◆ Goal of the exercise: Every line containing the word "page" needs to be found and copied.

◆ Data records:
··········

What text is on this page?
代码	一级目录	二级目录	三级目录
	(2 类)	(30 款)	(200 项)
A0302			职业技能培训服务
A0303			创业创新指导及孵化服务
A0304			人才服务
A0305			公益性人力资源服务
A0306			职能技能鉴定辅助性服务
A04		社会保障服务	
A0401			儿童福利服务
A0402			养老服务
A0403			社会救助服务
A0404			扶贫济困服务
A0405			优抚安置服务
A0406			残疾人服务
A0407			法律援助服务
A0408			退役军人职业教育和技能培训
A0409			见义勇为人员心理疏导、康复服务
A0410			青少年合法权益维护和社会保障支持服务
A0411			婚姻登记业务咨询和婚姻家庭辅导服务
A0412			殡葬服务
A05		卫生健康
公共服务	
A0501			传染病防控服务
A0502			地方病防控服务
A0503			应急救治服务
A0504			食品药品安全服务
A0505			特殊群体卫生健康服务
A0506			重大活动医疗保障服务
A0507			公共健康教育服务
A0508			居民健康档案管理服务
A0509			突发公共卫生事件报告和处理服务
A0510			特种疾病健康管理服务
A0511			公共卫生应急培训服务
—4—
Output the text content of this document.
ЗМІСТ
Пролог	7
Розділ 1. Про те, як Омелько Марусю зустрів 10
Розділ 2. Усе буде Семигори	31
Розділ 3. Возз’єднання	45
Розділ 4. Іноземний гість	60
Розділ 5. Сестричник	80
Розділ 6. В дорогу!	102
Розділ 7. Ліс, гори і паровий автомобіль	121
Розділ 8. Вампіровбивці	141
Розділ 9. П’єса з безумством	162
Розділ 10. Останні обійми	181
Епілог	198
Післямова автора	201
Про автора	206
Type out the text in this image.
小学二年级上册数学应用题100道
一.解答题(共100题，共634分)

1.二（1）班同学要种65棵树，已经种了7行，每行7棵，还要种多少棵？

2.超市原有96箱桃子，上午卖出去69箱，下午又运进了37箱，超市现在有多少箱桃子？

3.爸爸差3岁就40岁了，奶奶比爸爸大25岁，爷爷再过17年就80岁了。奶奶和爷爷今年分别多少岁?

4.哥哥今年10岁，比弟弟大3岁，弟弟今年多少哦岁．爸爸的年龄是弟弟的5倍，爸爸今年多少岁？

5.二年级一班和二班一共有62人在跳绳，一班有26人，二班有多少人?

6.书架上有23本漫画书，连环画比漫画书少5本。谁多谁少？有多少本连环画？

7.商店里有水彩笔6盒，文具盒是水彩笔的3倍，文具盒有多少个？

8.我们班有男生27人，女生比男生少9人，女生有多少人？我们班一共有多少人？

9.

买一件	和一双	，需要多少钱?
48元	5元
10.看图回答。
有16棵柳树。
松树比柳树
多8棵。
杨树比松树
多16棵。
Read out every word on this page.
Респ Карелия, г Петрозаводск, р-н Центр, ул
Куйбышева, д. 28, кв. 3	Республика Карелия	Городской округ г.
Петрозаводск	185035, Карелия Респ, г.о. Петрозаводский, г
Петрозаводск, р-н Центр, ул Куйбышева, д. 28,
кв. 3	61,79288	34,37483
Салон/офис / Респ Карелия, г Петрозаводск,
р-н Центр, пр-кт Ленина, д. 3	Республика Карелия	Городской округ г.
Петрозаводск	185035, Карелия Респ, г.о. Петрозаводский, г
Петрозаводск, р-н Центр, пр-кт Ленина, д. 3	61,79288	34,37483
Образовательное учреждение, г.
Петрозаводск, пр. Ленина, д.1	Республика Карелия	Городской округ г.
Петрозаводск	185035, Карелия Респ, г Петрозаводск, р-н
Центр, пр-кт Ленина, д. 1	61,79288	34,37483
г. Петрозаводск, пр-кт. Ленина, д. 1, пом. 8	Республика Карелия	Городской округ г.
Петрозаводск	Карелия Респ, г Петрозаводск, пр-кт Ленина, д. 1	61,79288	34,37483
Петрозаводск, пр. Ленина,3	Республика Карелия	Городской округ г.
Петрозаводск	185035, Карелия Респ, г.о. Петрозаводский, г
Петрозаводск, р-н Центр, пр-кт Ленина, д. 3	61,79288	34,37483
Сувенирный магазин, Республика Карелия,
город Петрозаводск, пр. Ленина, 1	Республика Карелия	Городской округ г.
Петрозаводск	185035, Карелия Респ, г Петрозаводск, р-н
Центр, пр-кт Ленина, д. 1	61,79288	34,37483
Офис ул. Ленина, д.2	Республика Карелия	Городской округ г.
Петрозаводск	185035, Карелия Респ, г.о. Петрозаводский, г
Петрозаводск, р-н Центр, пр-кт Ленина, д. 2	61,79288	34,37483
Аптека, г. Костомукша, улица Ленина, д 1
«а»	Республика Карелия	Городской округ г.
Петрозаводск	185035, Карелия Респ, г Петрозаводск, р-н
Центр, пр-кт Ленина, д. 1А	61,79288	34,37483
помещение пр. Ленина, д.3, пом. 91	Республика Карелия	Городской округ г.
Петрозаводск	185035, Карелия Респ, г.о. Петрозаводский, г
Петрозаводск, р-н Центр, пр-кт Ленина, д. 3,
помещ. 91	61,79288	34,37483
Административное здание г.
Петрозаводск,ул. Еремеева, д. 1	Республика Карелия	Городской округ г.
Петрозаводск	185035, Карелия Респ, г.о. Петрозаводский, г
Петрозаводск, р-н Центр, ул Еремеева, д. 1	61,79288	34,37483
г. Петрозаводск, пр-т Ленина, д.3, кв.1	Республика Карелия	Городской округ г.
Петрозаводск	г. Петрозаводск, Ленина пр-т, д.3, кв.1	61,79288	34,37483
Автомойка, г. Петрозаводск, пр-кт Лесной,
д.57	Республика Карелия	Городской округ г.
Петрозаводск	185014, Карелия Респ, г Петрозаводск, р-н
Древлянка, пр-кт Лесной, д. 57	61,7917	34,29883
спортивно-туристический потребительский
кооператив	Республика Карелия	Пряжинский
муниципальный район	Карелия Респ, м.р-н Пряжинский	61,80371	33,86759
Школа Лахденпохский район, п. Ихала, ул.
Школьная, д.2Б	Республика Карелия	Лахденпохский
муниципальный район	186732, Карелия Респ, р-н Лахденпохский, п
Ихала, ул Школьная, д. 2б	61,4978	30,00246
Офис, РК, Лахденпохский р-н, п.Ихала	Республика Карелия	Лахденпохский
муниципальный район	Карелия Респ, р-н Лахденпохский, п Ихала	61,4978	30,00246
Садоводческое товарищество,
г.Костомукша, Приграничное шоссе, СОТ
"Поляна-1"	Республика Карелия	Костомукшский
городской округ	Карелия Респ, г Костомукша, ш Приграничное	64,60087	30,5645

··········

◆ In response:
What text is on this page?
Read out every word on this page.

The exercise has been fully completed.